Per favore, ricopia senza alcuna modifica la parte dei record che si apre con la riga contenente "tab-label: View [1301,27,1354,49]" e si chiude con quella contenente "tab-view[interactable]: ▣ View", entrambe incluse.

[Dati sulla posizione degli elementi]
○ ○ ○ ○ ○ ○ ○
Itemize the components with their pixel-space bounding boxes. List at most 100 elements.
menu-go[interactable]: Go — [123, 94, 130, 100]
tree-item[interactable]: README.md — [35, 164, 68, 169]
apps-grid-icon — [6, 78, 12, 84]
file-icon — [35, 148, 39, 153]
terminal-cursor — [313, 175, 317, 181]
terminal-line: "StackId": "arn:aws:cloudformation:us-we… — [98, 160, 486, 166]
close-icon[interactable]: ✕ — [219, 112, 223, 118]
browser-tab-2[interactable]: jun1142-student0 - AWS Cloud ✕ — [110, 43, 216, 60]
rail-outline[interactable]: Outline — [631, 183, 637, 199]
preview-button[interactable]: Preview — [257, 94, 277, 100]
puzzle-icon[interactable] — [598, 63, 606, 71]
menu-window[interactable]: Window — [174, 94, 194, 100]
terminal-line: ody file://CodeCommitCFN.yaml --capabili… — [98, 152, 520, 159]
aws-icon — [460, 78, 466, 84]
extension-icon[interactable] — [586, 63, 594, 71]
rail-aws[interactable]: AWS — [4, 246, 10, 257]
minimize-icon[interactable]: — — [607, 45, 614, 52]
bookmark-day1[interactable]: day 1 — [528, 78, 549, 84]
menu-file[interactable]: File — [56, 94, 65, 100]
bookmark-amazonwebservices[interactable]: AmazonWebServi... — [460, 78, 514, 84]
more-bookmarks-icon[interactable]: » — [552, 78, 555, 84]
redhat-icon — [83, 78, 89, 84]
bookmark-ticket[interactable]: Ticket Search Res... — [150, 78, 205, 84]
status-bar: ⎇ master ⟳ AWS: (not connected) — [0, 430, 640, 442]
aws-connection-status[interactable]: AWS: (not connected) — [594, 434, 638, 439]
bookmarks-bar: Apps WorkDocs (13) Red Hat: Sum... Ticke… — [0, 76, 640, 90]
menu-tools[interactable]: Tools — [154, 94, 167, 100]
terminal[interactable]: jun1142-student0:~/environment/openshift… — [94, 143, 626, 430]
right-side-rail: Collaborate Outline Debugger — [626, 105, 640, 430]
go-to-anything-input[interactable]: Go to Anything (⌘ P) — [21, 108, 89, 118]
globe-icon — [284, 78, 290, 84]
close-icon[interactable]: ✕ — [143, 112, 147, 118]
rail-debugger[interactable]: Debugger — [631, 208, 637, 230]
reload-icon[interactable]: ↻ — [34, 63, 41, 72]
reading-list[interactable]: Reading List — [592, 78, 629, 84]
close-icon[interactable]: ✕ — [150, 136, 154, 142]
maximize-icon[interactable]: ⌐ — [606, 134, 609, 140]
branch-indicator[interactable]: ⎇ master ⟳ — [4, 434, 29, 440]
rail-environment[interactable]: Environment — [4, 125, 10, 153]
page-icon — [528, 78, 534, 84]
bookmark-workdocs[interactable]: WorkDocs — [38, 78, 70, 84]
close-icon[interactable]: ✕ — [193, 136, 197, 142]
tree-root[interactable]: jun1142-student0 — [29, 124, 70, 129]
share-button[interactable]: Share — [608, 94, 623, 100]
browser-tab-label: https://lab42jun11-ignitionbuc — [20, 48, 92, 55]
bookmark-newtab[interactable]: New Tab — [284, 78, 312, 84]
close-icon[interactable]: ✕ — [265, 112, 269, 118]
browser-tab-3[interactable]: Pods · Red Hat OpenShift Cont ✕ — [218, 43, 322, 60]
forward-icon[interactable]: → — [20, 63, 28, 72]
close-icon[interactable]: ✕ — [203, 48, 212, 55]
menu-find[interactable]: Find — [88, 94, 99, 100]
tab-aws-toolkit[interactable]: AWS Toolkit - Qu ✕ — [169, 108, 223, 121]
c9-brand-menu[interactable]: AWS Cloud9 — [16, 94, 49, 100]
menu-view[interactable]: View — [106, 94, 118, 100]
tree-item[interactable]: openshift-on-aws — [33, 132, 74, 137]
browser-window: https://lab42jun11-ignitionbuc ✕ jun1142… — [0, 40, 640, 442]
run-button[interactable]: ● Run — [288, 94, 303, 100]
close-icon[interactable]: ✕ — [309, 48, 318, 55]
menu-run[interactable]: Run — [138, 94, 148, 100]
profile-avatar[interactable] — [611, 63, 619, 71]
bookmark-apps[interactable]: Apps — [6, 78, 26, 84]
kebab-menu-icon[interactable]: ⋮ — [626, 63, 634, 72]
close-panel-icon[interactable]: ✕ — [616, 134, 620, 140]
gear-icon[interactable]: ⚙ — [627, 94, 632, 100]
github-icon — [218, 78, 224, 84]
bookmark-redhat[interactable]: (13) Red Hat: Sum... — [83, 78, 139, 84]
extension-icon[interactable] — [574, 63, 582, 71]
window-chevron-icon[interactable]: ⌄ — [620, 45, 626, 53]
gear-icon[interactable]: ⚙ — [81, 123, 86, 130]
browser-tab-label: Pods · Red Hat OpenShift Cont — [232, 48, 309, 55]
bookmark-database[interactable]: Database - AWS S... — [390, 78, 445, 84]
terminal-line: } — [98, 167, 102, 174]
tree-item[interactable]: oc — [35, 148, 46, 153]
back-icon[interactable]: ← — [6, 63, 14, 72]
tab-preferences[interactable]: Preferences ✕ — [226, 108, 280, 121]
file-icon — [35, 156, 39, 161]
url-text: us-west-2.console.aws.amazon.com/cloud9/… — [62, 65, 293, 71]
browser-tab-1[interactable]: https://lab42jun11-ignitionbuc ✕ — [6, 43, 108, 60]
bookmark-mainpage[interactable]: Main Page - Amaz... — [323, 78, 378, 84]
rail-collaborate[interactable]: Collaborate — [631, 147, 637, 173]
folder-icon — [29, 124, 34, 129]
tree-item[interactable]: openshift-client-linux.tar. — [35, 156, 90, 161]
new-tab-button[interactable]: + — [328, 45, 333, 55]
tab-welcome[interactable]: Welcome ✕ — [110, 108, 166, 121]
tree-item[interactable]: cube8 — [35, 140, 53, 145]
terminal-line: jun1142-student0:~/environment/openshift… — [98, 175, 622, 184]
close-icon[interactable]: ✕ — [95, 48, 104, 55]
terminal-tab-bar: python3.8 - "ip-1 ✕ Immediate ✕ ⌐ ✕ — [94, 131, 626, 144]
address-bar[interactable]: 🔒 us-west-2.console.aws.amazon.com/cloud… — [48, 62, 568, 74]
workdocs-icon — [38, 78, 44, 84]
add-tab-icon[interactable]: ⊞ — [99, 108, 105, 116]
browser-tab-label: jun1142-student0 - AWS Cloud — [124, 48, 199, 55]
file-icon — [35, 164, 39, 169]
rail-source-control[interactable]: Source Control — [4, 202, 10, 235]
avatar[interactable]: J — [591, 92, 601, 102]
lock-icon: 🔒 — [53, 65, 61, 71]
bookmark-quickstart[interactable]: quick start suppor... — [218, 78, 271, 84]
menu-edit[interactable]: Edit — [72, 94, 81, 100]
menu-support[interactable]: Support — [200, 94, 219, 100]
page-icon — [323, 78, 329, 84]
○ ○ ○ ○ ○ ○ ○
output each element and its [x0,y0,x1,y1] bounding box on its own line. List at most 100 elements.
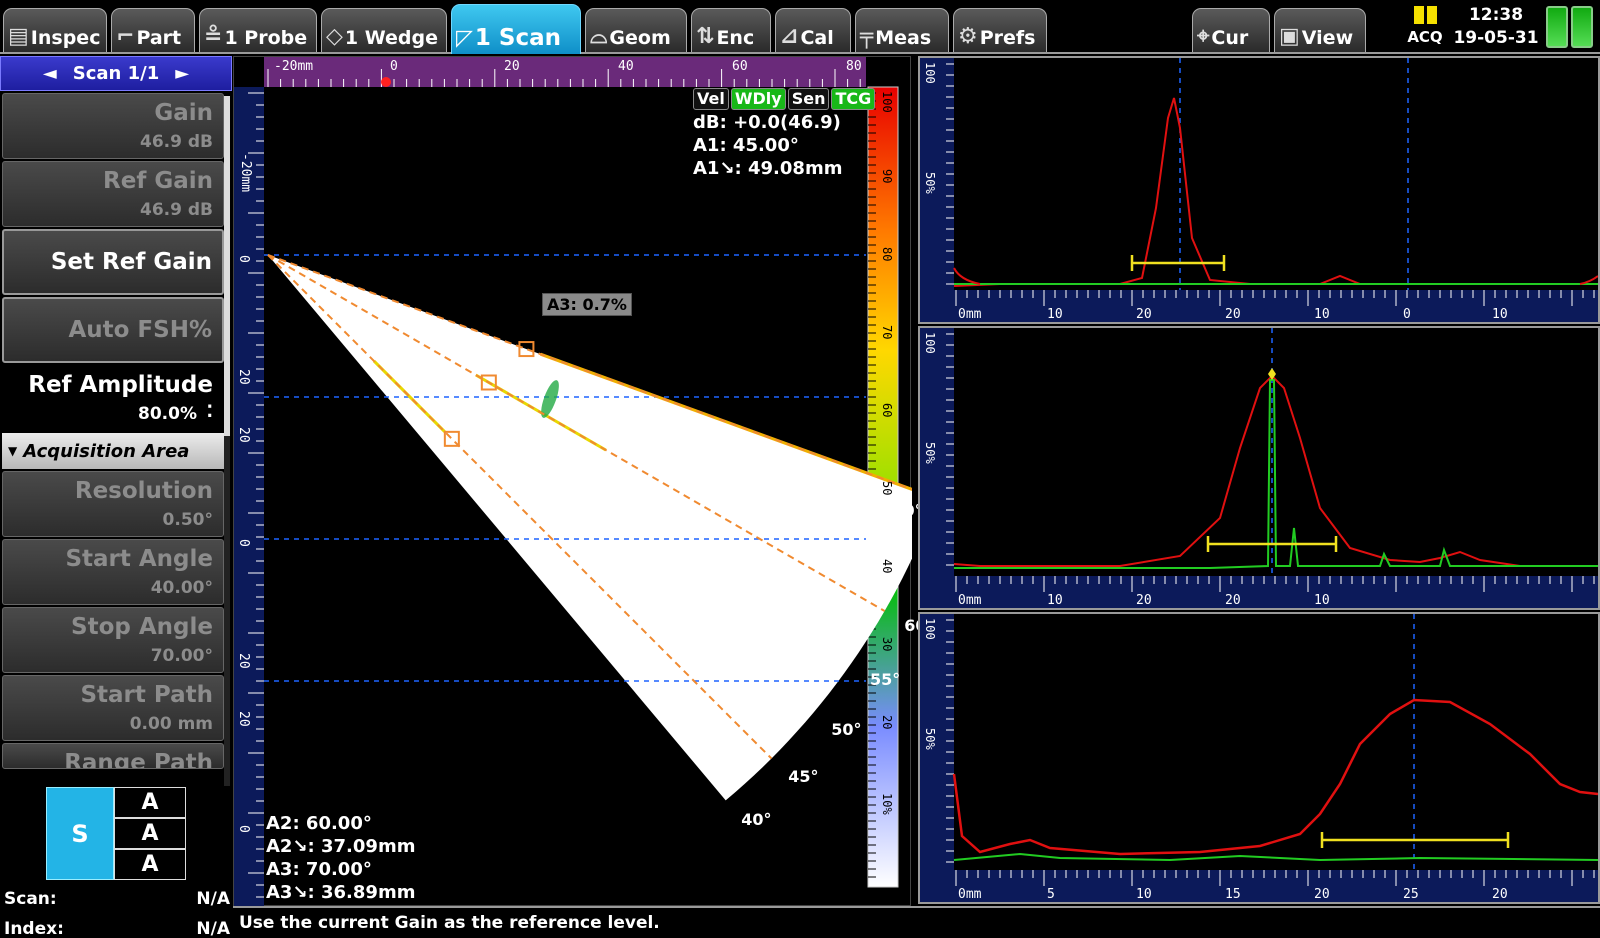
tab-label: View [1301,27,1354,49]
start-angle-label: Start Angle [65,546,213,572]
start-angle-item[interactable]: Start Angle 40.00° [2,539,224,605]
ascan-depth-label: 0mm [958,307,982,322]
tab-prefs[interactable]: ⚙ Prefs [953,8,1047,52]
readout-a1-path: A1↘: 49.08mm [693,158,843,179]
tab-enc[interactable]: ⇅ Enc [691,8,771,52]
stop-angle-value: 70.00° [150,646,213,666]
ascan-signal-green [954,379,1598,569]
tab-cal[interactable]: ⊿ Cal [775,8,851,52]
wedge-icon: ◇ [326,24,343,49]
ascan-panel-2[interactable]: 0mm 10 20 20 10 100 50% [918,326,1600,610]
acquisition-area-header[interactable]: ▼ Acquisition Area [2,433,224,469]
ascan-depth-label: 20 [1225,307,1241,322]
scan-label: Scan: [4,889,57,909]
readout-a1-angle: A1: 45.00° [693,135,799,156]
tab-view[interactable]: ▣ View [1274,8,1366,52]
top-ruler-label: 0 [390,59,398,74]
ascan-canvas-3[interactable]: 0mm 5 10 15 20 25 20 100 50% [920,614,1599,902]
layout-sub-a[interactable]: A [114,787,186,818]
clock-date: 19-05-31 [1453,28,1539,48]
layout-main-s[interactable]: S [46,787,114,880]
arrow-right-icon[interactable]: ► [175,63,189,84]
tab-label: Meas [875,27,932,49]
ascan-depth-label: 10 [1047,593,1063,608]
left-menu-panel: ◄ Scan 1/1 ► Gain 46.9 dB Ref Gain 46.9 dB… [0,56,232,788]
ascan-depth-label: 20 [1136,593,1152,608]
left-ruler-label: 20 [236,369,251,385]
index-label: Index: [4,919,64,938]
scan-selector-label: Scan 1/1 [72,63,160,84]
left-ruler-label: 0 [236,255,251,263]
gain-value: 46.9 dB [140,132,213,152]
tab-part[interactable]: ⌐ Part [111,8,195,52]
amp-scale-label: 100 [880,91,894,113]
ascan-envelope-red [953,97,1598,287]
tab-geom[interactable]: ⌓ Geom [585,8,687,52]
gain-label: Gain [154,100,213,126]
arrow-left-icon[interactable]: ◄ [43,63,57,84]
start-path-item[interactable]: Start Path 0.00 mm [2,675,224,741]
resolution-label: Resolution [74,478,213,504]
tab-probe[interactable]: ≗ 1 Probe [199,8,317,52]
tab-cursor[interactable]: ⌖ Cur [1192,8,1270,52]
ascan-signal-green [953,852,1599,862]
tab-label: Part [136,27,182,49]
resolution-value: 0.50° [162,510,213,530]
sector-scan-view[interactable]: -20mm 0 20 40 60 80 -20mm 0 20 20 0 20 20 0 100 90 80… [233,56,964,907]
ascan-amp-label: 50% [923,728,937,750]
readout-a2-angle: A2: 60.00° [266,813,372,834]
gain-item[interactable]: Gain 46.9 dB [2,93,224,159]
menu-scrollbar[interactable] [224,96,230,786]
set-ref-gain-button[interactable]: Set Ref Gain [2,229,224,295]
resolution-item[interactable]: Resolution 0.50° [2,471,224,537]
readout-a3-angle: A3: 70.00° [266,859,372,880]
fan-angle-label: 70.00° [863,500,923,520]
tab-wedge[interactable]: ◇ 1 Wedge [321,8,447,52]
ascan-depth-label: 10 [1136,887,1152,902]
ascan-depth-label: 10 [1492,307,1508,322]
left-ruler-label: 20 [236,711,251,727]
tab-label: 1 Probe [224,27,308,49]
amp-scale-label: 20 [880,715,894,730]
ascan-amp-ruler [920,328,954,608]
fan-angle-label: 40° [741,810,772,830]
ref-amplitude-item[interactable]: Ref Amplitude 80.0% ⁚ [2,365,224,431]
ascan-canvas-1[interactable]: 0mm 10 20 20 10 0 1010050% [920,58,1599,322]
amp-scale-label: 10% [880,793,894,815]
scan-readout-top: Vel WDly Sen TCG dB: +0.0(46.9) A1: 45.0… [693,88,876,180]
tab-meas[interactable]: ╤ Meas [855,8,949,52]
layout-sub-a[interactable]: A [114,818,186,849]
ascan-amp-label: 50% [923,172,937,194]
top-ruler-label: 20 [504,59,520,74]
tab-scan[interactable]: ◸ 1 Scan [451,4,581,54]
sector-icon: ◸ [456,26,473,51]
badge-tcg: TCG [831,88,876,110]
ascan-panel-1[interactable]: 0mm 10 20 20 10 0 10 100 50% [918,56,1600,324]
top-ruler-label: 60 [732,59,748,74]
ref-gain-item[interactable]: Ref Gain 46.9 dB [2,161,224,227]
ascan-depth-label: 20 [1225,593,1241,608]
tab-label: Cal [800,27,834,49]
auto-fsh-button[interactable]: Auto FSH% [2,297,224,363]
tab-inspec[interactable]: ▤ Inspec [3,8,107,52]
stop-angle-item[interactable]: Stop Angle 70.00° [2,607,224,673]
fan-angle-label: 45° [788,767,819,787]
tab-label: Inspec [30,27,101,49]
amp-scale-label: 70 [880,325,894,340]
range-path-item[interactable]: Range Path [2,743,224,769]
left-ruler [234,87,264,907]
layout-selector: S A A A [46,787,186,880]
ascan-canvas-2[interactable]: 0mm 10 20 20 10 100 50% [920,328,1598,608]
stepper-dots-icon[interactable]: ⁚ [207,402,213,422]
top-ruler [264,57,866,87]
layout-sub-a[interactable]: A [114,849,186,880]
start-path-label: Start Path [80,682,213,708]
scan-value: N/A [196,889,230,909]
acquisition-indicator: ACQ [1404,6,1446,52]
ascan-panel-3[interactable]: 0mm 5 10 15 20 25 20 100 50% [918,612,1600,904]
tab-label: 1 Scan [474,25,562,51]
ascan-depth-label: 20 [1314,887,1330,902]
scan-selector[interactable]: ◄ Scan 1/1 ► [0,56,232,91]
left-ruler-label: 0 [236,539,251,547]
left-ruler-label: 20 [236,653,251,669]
○ ○ ○ ○ ○ ○ ○
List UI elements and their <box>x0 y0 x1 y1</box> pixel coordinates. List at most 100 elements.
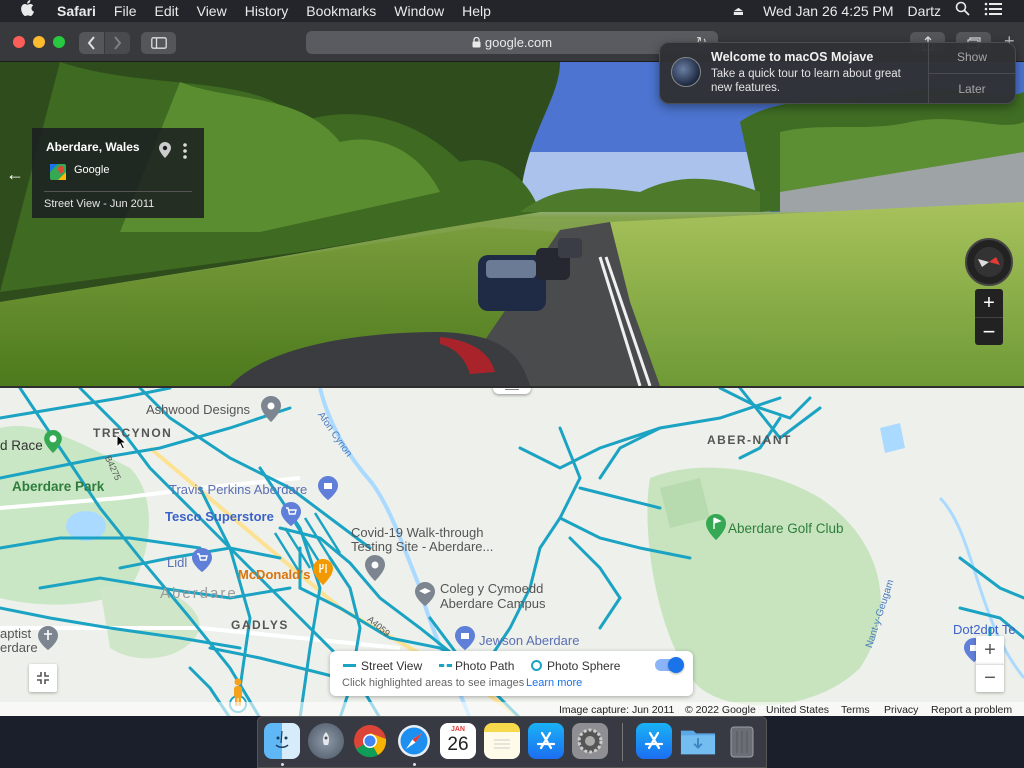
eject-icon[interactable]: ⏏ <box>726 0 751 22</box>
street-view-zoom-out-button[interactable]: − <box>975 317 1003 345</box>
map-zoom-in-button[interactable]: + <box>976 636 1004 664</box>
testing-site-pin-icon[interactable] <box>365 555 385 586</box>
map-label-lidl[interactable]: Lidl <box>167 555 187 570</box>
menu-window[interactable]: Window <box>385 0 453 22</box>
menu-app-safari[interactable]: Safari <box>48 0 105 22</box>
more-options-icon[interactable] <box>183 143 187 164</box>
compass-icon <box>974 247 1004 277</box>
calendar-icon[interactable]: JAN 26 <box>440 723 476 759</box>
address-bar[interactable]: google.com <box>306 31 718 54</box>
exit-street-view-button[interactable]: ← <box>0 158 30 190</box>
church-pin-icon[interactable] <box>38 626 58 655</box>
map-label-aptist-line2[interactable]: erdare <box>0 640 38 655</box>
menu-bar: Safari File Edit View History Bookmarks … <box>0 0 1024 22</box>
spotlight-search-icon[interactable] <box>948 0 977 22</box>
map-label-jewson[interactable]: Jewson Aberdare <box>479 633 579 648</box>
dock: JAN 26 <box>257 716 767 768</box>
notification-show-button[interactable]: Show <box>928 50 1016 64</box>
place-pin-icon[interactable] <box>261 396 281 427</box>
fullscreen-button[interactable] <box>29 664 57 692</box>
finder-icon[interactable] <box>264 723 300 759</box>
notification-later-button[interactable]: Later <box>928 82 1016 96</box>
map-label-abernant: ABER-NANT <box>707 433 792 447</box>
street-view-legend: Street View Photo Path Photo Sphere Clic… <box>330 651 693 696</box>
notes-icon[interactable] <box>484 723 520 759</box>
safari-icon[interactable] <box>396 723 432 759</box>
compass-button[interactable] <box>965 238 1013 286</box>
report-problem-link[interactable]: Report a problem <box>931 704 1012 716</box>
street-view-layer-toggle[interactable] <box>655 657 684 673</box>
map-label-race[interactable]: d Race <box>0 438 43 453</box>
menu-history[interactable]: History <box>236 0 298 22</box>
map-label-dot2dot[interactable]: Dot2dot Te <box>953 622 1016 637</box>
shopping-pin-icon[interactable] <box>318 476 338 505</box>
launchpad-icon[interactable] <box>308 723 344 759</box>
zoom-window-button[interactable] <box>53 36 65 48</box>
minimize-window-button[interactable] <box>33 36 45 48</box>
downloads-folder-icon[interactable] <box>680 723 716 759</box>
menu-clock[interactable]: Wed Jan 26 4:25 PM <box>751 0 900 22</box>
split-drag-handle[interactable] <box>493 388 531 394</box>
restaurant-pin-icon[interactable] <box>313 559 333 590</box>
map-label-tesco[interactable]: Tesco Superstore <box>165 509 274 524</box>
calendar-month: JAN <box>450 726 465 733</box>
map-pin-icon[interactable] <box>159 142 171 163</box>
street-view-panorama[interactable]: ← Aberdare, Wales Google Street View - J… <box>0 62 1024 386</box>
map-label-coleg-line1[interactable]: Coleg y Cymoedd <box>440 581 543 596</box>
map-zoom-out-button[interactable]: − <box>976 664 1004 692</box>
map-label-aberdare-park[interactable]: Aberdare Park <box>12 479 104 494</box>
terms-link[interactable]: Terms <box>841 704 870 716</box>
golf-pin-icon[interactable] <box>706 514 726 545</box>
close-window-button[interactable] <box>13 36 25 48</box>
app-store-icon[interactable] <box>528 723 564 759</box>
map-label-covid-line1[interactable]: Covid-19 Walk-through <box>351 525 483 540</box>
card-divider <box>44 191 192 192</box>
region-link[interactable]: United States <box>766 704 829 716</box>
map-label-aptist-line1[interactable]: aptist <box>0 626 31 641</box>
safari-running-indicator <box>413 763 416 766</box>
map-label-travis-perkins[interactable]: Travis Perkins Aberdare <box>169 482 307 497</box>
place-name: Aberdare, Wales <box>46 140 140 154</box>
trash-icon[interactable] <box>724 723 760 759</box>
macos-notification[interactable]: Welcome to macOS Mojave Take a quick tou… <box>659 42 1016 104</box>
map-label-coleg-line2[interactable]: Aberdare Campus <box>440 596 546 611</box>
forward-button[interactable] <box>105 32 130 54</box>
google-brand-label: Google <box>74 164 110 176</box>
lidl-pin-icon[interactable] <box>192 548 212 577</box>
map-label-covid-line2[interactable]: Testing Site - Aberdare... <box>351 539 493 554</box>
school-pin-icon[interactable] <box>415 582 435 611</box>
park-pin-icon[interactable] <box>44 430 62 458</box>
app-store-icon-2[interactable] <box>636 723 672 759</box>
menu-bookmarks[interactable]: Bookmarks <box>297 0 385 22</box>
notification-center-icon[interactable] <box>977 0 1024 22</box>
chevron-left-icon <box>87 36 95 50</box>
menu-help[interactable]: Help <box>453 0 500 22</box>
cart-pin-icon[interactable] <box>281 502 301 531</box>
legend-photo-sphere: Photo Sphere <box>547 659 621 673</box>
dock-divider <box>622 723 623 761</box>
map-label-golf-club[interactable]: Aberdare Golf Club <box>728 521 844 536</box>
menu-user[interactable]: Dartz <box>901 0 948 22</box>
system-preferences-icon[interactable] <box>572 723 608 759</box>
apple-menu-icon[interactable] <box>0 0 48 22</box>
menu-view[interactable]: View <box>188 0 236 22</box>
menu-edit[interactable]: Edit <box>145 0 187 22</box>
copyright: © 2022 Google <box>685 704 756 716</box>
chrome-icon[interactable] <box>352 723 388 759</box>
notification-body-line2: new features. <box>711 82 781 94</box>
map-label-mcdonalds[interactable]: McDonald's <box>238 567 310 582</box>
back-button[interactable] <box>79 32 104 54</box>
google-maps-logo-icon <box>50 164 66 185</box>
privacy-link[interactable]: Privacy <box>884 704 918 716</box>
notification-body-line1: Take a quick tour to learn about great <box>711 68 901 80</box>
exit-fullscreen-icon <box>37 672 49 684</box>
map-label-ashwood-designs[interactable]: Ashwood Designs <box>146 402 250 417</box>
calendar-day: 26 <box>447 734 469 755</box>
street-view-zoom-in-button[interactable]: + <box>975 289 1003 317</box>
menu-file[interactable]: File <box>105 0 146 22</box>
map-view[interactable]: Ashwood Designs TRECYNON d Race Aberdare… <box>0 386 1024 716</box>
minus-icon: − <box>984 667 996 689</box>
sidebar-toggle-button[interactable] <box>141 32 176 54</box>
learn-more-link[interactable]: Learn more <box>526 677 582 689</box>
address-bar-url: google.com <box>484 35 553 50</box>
○ ○ ○ ○ ○ ○ ○
**RISULTATO**
tab-label: View [1301,27,1354,49]
start-angle-label: Start Angle [65,546,213,572]
start-angle-item[interactable]: Start Angle 40.00° [2,539,224,605]
ascan-depth-label: 0mm [958,307,982,322]
tab-prefs[interactable]: ⚙ Prefs [953,8,1047,52]
readout-a1-path: A1↘: 49.08mm [693,158,843,179]
tab-enc[interactable]: ⇅ Enc [691,8,771,52]
stop-angle-value: 70.00° [150,646,213,666]
ascan-signal-green [954,379,1598,569]
tab-cal[interactable]: ⊿ Cal [775,8,851,52]
wedge-icon: ◇ [326,24,343,49]
ascan-panel-2[interactable]: 0mm 10 20 20 10 100 50% [918,326,1600,610]
acquisition-area-header[interactable]: ▼ Acquisition Area [2,433,224,469]
ascan-depth-label: 20 [1225,307,1241,322]
scan-label: Scan: [4,889,57,909]
readout-a1-angle: A1: 45.00° [693,135,799,156]
tab-view[interactable]: ▣ View [1274,8,1366,52]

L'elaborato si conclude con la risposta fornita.